● Source text
────────────────────

View Source Handling Expected Failures

Reporting job errors by sending notifications to an external service is essential to maintaining application health. While reporting is essential, noisy reports for flaky jobs can become a distraction that gets ignored. Sometimes we expect that a job will error a few times. That could be because the job relies on an external service that is flaky, because it is prone to race conditions, or because the world is a crazy place. Regardless of why a job fails, reporting every failure may be undesirable.

use-case-silencing-initial-notifications-for-flaky-services

Use Case: Silencing Initial Notifications for Flaky Services

One solution for reducing noisy error notifications is to start reporting only after a job has failed several times. Oban uses Telemetry to make reporting errors and exceptions a simple matter of attaching a handler function. In this example we will extend Honeybadger reporting from the Oban.Telemetry documentation, but account for the number of processing attempts.

To start, we'll define a Reportable protocol with a single reportable?/2 function:

defprotocol MyApp.Reportable do
  @fallback_to_any true
  def reportable?(worker, attempt)

────────────────────

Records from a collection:
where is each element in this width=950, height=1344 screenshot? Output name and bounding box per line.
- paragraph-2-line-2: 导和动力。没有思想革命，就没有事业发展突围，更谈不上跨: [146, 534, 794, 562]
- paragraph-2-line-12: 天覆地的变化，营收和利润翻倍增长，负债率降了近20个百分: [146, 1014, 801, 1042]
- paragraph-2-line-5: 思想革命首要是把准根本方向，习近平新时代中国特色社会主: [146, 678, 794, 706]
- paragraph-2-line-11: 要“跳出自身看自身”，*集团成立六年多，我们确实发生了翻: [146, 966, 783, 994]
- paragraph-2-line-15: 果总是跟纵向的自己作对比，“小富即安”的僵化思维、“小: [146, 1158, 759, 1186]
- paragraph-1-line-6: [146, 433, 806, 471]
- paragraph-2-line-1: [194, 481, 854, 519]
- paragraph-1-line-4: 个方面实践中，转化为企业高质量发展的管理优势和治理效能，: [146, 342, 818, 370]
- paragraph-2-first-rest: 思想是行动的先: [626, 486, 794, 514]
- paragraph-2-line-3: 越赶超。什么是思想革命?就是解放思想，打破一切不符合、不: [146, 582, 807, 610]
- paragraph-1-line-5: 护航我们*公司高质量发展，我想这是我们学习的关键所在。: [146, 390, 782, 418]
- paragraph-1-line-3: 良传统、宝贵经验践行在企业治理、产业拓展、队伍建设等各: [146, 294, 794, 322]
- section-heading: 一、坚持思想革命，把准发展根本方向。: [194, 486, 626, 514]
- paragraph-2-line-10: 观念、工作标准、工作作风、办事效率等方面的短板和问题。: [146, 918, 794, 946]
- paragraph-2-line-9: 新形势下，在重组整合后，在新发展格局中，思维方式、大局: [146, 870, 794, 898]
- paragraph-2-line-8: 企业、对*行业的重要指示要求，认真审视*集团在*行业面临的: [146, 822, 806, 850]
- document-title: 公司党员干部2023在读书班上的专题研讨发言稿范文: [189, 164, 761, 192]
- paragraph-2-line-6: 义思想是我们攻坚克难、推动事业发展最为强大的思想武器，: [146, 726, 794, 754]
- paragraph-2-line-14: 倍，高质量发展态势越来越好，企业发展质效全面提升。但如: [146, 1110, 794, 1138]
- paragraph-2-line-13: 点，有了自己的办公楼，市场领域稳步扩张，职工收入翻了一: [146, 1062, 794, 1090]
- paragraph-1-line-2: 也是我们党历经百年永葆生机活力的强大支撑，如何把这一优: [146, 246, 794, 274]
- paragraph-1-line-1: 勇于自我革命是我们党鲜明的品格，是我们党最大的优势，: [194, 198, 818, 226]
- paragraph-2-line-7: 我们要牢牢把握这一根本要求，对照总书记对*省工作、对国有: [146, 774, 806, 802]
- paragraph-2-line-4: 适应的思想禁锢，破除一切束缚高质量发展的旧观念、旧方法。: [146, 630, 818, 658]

────────────────────

● Assignment
Return the complete text on handling expected job failures word for word, with nothing changed or left out.

● Worked solution
View Source Handling Expected Failures

Reporting job errors by sending notifications to an external service is essential to maintaining application health. While reporting is essential, noisy reports for flaky jobs can become a distraction that gets ignored. Sometimes we expect that a job will error a few times. That could be because the job relies on an external service that is flaky, because it is prone to race conditions, or because the world is a crazy place. Regardless of why a job fails, reporting every failure may be undesirable.

use-case-silencing-initial-notifications-for-flaky-services

Use Case: Silencing Initial Notifications for Flaky Services

One solution for reducing noisy error notifications is to start reporting only after a job has failed several times. Oban uses Telemetry to make reporting errors and exceptions a simple matter of attaching a handler function. In this example we will extend Honeybadger reporting from the Oban.Telemetry documentation, but account for the number of processing attempts.

To start, we'll define a Reportable protocol with a single reportable?/2 function:

defprotocol MyApp.Reportable do
  @fallback_to_any true
  def reportable?(worker, attempt)